TÂCHES ET EXERCICES:
1: D'après le texte sur les gestes du quotidien, quels légumes faut-il râper ce matin-là ?
2: Poursuivez le texte sur les gestes du quotidien après sa dernière phrase.

TEXTE À ANALYSER:
Réapprendre ces petits gestes anodins du quotidien relève parfois du défi mais contribue néanmoins à favoriser leur autonomie. Ce matin-là, l’exercice consiste à éplucher des concombres et des carottes, puis à couper les premiers et à râper les secondes. Avec une infinie patience, Sarah répète inlassablement les mêmes phrases, rectifie un geste et s’assure que tout va bien. Pour capter leur attention, elle n’hésite pas à se lancer dans la narration d’une histoire, la sienne, émaillée de ses péripéties du matin, déclenchant de francs sourires et des éclats de rire. Au passage, elle y glisse des anecdotes et des repères géographiques.

Données d'analyse de mise en page

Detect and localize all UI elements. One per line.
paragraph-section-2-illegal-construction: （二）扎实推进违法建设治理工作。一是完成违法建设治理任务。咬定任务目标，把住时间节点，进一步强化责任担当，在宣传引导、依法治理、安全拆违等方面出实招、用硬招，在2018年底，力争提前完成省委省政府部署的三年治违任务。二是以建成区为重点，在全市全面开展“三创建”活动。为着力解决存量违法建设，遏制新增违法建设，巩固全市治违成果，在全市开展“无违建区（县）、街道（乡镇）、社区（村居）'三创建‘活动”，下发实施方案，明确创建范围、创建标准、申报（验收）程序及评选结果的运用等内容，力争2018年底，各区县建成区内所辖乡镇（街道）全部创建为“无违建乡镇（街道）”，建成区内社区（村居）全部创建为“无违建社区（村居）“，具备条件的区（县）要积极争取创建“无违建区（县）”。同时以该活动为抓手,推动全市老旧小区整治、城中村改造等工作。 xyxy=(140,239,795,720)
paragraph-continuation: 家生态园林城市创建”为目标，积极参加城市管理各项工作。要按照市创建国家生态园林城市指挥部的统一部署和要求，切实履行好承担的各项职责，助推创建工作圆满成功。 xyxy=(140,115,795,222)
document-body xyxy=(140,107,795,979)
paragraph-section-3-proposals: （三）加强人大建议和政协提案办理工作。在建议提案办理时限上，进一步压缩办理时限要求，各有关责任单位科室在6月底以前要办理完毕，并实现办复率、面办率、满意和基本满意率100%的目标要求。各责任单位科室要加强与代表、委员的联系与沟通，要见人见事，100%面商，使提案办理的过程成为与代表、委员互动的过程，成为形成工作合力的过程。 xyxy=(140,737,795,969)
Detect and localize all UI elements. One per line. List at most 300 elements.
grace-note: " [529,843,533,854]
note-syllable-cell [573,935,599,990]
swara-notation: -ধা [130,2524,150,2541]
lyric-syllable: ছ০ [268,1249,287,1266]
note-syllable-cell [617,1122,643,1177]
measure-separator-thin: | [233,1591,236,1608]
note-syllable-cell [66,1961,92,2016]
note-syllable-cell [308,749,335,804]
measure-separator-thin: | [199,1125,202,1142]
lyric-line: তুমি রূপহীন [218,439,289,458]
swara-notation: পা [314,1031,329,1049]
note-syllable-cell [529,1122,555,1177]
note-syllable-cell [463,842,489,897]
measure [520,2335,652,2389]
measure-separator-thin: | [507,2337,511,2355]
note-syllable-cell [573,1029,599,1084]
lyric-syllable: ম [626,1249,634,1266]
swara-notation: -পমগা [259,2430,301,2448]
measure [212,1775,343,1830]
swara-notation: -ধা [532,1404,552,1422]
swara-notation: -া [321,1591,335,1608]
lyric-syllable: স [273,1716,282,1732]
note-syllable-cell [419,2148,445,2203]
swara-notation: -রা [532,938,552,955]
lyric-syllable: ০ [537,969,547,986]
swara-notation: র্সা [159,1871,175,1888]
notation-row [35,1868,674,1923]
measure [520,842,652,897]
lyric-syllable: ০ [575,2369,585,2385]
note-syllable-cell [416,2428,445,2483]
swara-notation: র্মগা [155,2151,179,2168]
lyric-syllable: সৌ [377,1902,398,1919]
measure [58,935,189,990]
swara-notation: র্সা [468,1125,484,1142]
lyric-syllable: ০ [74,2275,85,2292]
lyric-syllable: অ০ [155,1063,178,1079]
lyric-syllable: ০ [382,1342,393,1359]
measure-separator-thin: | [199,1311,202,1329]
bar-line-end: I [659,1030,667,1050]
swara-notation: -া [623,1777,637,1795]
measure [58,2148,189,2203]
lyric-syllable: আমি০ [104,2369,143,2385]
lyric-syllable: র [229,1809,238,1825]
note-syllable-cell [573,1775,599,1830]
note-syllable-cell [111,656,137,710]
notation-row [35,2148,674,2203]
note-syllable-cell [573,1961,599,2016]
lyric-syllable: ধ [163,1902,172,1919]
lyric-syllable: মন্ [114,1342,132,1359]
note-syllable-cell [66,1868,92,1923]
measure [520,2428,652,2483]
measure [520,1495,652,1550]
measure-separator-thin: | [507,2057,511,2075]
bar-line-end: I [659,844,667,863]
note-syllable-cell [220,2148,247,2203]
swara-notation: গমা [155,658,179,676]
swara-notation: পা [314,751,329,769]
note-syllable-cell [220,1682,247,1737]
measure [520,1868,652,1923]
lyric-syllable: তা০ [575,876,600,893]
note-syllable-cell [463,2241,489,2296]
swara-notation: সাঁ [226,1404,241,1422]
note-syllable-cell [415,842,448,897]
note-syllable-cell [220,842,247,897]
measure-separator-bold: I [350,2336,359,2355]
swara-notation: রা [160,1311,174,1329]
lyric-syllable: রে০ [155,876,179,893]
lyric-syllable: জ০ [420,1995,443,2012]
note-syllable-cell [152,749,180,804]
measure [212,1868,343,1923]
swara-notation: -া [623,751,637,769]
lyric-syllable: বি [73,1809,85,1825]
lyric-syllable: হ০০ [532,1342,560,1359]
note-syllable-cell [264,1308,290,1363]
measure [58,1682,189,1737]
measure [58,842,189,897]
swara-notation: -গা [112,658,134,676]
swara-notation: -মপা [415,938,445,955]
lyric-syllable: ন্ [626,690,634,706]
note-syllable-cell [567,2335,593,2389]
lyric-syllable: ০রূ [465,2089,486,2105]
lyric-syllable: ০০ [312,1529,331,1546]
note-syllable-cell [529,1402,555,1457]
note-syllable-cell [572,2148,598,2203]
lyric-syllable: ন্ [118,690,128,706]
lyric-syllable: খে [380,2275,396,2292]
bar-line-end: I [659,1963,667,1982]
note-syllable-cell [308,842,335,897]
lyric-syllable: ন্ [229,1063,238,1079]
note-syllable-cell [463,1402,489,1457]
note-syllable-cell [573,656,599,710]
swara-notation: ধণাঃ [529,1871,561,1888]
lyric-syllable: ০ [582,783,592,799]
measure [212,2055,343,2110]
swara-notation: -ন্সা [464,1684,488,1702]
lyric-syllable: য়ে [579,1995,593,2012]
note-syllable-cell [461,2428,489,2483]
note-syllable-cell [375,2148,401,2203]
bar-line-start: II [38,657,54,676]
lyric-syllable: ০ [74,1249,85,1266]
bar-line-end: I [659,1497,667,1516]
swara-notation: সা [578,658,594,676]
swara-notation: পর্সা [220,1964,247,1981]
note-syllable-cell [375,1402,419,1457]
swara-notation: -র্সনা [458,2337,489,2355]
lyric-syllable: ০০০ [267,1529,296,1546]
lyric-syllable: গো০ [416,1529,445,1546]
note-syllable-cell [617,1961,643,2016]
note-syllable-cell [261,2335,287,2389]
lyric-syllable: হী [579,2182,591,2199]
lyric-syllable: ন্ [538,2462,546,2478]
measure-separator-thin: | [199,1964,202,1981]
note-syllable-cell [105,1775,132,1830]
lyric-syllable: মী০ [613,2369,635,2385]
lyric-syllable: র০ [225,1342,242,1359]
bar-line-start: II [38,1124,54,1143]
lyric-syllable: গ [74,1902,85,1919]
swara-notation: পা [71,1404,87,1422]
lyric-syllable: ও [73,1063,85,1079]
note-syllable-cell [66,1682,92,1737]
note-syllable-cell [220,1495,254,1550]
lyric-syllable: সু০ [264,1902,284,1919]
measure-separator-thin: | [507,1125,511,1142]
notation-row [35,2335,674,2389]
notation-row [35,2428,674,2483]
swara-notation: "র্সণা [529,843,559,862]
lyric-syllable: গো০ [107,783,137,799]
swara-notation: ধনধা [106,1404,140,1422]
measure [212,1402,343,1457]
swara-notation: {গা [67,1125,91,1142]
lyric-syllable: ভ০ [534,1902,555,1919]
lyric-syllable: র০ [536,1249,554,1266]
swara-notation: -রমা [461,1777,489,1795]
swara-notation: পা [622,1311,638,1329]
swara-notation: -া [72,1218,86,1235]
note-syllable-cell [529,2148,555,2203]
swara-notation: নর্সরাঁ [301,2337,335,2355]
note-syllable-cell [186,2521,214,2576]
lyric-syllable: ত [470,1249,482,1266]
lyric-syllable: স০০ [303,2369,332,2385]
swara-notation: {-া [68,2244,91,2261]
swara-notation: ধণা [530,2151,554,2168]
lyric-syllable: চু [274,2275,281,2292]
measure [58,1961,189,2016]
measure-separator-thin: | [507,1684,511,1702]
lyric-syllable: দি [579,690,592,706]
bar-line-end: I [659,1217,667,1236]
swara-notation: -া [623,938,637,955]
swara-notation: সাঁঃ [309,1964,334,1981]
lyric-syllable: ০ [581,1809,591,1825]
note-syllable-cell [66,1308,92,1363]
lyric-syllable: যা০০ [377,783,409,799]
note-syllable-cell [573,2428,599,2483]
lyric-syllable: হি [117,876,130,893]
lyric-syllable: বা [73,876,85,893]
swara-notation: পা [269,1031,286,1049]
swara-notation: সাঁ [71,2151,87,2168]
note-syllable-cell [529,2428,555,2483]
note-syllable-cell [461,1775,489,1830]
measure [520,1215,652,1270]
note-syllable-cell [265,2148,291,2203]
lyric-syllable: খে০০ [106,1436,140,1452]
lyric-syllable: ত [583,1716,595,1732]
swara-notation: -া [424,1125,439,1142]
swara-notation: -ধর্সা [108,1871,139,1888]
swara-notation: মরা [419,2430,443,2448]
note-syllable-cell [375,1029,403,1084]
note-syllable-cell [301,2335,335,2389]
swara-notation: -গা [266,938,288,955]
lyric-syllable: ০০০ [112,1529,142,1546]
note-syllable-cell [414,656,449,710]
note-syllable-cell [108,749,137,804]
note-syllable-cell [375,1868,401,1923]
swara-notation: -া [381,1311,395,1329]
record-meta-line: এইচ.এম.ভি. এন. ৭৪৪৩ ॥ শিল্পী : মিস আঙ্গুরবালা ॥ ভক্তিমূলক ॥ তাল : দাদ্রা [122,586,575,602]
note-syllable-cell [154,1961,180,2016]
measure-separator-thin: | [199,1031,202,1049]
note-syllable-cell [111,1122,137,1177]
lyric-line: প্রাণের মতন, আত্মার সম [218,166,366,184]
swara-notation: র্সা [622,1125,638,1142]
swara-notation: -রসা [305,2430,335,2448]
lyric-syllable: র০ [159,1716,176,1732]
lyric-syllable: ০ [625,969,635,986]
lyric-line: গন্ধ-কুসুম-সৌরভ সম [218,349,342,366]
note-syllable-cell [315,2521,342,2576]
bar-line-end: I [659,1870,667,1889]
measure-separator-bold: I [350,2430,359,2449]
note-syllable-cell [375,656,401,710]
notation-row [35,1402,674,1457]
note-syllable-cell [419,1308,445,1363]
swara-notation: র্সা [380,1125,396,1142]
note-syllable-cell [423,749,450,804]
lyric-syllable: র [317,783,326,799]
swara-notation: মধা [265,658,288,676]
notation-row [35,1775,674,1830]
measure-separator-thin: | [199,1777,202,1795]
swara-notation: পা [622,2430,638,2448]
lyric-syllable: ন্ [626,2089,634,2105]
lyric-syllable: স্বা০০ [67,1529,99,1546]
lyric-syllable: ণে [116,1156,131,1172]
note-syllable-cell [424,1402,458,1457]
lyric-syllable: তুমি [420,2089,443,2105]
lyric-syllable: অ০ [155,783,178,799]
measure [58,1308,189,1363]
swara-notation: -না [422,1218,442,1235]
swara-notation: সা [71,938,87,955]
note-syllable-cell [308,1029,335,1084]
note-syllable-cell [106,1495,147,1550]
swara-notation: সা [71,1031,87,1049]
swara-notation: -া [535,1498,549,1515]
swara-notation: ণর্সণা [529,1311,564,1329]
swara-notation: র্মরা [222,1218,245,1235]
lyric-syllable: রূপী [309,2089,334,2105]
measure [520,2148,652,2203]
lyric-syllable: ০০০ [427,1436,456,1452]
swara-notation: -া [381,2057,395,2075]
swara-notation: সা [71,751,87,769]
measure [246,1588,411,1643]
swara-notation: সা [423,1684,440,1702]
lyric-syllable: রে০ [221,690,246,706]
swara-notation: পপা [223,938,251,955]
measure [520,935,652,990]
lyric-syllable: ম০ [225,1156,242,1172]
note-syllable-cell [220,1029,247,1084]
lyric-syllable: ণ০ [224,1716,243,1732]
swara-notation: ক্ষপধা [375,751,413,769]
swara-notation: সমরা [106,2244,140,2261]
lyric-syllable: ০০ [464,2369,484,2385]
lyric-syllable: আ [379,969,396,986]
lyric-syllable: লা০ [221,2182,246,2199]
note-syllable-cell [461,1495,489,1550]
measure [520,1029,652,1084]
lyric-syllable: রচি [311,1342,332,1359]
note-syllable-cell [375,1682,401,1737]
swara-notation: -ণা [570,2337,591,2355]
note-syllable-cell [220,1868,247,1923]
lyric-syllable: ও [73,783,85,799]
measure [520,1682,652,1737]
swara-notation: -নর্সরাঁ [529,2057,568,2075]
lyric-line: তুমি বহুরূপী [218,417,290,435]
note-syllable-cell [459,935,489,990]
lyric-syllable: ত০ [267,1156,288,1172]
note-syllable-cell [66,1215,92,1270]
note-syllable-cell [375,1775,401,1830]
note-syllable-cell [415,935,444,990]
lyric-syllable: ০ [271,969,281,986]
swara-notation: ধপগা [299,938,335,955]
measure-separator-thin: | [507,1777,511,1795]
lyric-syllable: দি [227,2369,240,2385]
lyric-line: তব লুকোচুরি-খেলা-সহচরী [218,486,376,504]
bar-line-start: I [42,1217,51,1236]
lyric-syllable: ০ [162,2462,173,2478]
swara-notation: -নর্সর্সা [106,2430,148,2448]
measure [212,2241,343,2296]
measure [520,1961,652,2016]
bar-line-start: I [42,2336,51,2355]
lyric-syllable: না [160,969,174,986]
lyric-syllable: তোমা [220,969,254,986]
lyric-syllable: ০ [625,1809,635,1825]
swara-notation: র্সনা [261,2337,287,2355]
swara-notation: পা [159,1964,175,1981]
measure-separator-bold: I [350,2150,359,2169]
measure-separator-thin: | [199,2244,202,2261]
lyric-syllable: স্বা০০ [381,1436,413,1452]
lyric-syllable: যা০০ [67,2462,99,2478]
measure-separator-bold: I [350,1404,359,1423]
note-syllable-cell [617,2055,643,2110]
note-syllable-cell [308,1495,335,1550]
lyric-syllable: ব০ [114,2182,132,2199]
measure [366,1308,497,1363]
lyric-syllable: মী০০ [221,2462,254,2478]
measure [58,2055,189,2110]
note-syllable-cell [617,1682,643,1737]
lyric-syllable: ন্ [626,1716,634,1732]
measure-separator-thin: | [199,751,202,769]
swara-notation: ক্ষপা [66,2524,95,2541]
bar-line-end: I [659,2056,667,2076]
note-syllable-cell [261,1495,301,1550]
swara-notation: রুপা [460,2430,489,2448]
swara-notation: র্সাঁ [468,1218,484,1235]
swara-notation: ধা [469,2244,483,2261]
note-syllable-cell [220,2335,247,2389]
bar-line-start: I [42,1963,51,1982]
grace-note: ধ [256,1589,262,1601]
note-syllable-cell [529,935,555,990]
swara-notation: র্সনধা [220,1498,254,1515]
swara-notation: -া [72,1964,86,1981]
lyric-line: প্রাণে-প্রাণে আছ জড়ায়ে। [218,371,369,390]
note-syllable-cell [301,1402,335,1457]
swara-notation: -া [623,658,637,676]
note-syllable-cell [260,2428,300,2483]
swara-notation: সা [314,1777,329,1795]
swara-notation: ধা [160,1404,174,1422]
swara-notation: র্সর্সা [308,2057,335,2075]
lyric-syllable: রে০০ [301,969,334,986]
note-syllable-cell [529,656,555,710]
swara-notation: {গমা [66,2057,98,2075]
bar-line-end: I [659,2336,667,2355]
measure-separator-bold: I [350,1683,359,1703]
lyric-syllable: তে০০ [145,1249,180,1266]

RÉPONSES ATTENDUES:
1: Les carottes.

2:
La musique pour garder la motricité
La matinée s’écoule jusqu’à l’arrivée de Sandrine de l’association Fly In The Ciel Music et de Virginie, préposée à l’activité de relaxation. Chaque résidente est alors munie d’un instrument de musique destiné à les faire travailler sur la motricité. Très vite la salle résonne au son des djembés. Entre temps, Angèle et Florette ont rejoint le petit groupe. L’ambiance est à la fête. Le défi quotidien est de respecter l’individualité dans la collectivité et d’aider les malades sans toutefois faire les choses à leur place, note Valentine Larocque. Aujourd’hui, la maladie est diagnostiquée de plus en plus tôt, permettant de fait une prise en charge précoce et rapide. tous nos résidents sont encore en début de maladie et vivent, pour la plupart, à domicile. Beaucoup sont pris en charge par les familles ou bénéficient d’une auxiliaire de vie en permanence. Depuis ces dernières années, les mentalités ont évolué, la maladie d’Alzheimer n’est plus un tabou même s’il faut y être confronté pour s’y intéresser.